§ **Exercise brief**
Your task is to extract every line from the material below exactly.

§ **Records for this exercise**
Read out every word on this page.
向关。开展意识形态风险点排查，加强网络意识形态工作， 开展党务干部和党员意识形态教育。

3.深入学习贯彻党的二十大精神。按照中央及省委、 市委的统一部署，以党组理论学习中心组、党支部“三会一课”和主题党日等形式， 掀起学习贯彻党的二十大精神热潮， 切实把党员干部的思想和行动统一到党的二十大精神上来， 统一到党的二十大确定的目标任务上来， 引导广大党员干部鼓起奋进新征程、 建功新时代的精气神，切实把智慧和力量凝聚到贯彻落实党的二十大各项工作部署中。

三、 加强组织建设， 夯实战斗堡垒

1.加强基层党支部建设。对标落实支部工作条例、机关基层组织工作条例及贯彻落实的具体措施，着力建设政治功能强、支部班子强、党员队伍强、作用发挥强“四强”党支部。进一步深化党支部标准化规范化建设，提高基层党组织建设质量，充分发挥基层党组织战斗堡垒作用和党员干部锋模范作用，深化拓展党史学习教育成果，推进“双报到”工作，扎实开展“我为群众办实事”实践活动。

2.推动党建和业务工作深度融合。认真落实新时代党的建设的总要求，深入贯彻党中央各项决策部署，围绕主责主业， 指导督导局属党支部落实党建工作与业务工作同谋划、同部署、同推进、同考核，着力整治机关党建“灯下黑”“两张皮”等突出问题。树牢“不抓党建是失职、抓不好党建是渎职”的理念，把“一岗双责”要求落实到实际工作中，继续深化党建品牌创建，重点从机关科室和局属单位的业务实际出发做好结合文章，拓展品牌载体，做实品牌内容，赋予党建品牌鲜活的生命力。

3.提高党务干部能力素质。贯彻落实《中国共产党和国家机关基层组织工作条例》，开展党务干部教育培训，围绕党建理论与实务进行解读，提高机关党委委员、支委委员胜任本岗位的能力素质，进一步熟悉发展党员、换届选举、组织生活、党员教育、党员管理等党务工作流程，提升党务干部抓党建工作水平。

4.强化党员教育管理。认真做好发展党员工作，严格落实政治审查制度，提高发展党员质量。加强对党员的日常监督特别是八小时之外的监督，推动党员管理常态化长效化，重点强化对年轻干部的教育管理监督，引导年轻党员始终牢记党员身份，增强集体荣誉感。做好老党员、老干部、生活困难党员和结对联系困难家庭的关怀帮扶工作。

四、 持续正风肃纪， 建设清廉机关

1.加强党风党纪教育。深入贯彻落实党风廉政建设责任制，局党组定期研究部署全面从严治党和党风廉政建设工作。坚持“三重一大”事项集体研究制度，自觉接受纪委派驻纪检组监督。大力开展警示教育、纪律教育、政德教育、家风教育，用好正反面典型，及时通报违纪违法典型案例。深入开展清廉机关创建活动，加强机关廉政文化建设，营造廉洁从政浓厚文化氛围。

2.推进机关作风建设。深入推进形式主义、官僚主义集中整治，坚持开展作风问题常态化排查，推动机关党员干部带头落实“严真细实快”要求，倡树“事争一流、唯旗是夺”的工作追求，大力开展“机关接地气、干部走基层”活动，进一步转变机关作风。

§ **Solution to this exercise**
Read out every word on this page.
向关。开展意识形态风险点排查，加强网络意识形态工作， 开展党务干部和党员意识形态教育。

3.深入学习贯彻党的二十大精神。按照中央及省委、 市委的统一部署，以党组理论学习中心组、党支部“三会一课”和主题党日等形式， 掀起学习贯彻党的二十大精神热潮， 切实把党员干部的思想和行动统一到党的二十大精神上来， 统一到党的二十大确定的目标任务上来， 引导广大党员干部鼓起奋进新征程、 建功新时代的精气神，切实把智慧和力量凝聚到贯彻落实党的二十大各项工作部署中。

三、 加强组织建设， 夯实战斗堡垒

1.加强基层党支部建设。对标落实支部工作条例、机关基层组织工作条例及贯彻落实的具体措施，着力建设政治功能强、支部班子强、党员队伍强、作用发挥强“四强”党支部。进一步深化党支部标准化规范化建设，提高基层党组织建设质量，充分发挥基层党组织战斗堡垒作用和党员干部锋模范作用，深化拓展党史学习教育成果，推进“双报到”工作，扎实开展“我为群众办实事”实践活动。

2.推动党建和业务工作深度融合。认真落实新时代党的建设的总要求，深入贯彻党中央各项决策部署，围绕主责主业， 指导督导局属党支部落实党建工作与业务工作同谋划、同部署、同推进、同考核，着力整治机关党建“灯下黑”“两张皮”等突出问题。树牢“不抓党建是失职、抓不好党建是渎职”的理念，把“一岗双责”要求落实到实际工作中，继续深化党建品牌创建，重点从机关科室和局属单位的业务实际出发做好结合文章，拓展品牌载体，做实品牌内容，赋予党建品牌鲜活的生命力。

3.提高党务干部能力素质。贯彻落实《中国共产党和国家机关基层组织工作条例》，开展党务干部教育培训，围绕党建理论与实务进行解读，提高机关党委委员、支委委员胜任本岗位的能力素质，进一步熟悉发展党员、换届选举、组织生活、党员教育、党员管理等党务工作流程，提升党务干部抓党建工作水平。

4.强化党员教育管理。认真做好发展党员工作，严格落实政治审查制度，提高发展党员质量。加强对党员的日常监督特别是八小时之外的监督，推动党员管理常态化长效化，重点强化对年轻干部的教育管理监督，引导年轻党员始终牢记党员身份，增强集体荣誉感。做好老党员、老干部、生活困难党员和结对联系困难家庭的关怀帮扶工作。

四、 持续正风肃纪， 建设清廉机关

1.加强党风党纪教育。深入贯彻落实党风廉政建设责任制，局党组定期研究部署全面从严治党和党风廉政建设工作。坚持“三重一大”事项集体研究制度，自觉接受纪委派驻纪检组监督。大力开展警示教育、纪律教育、政德教育、家风教育，用好正反面典型，及时通报违纪违法典型案例。深入开展清廉机关创建活动，加强机关廉政文化建设，营造廉洁从政浓厚文化氛围。

2.推进机关作风建设。深入推进形式主义、官僚主义集中整治，坚持开展作风问题常态化排查，推动机关党员干部带头落实“严真细实快”要求，倡树“事争一流、唯旗是夺”的工作追求，大力开展“机关接地气、干部走基层”活动，进一步转变机关作风。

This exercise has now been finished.